> [Instructions for the task]
Copy every line that holds "background".

[Dataset records]
"""

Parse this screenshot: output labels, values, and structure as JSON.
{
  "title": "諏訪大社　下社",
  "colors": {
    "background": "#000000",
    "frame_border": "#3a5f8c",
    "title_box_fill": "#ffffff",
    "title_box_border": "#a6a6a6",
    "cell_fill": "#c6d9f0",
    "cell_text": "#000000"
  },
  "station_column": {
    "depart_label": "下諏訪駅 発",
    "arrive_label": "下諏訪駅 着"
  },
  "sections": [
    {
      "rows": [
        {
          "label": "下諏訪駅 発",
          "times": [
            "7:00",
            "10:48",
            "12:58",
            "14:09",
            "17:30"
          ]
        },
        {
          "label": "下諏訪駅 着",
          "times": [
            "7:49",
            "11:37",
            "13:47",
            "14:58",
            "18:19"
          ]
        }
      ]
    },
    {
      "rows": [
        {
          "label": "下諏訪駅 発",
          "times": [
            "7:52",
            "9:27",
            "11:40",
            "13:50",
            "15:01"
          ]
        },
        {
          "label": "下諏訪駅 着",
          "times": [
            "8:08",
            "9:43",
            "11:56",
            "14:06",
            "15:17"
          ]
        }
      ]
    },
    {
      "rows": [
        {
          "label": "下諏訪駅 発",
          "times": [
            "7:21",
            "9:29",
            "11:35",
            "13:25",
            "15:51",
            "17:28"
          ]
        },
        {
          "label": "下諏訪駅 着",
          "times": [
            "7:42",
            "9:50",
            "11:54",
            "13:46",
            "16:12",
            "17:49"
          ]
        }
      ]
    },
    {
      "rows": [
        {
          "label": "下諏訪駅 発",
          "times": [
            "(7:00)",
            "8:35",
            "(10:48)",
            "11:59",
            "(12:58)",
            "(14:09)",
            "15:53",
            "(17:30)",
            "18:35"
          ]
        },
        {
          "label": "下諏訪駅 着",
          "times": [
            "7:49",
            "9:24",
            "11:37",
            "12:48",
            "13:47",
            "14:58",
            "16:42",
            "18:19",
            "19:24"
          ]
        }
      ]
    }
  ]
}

"""
"""

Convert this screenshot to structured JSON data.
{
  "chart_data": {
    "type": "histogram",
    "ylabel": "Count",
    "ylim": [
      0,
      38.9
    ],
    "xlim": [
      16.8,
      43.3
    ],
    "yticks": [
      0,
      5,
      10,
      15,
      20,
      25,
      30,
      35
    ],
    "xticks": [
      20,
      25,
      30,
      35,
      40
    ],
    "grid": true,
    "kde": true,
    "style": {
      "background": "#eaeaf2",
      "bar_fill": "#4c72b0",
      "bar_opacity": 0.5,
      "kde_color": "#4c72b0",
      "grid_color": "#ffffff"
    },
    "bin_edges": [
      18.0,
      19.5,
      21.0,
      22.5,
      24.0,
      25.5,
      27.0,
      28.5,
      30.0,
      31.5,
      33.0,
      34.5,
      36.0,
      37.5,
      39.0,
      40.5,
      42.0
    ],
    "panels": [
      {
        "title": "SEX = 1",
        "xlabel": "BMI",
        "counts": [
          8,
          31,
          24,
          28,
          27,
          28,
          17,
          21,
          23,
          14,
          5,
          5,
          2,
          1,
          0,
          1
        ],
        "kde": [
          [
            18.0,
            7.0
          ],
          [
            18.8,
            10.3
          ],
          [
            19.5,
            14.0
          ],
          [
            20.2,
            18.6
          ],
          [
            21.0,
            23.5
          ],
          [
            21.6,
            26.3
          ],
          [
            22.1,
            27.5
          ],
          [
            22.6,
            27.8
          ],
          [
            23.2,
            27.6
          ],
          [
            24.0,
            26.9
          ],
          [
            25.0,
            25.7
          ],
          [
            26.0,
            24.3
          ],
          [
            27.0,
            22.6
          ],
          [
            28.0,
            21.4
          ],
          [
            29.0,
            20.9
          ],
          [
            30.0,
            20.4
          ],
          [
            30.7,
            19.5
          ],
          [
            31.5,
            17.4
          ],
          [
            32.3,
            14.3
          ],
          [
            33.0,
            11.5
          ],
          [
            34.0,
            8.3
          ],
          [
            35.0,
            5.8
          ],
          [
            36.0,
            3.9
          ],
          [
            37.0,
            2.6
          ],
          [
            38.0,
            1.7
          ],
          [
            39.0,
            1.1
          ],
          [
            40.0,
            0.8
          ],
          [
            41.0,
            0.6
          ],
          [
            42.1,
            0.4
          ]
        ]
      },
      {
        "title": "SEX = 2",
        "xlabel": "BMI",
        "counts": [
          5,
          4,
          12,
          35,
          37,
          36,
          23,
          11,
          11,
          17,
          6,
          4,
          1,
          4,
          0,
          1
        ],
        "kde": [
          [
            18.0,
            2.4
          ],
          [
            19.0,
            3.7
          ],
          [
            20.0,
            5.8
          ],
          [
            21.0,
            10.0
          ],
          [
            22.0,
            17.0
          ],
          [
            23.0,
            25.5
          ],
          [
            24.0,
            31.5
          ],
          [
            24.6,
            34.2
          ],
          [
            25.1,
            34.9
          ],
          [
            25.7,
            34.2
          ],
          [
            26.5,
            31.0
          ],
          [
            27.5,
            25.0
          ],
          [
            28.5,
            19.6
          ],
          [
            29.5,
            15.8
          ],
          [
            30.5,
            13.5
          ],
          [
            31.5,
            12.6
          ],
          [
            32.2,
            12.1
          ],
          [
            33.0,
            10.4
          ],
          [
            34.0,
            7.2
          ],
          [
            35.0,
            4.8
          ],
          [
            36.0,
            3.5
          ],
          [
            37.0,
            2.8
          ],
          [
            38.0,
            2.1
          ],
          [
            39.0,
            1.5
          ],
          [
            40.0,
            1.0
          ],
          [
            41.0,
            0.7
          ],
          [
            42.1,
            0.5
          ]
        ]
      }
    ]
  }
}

"""

> [Result below]
    "background": "#000000",
      "background": "#eaeaf2",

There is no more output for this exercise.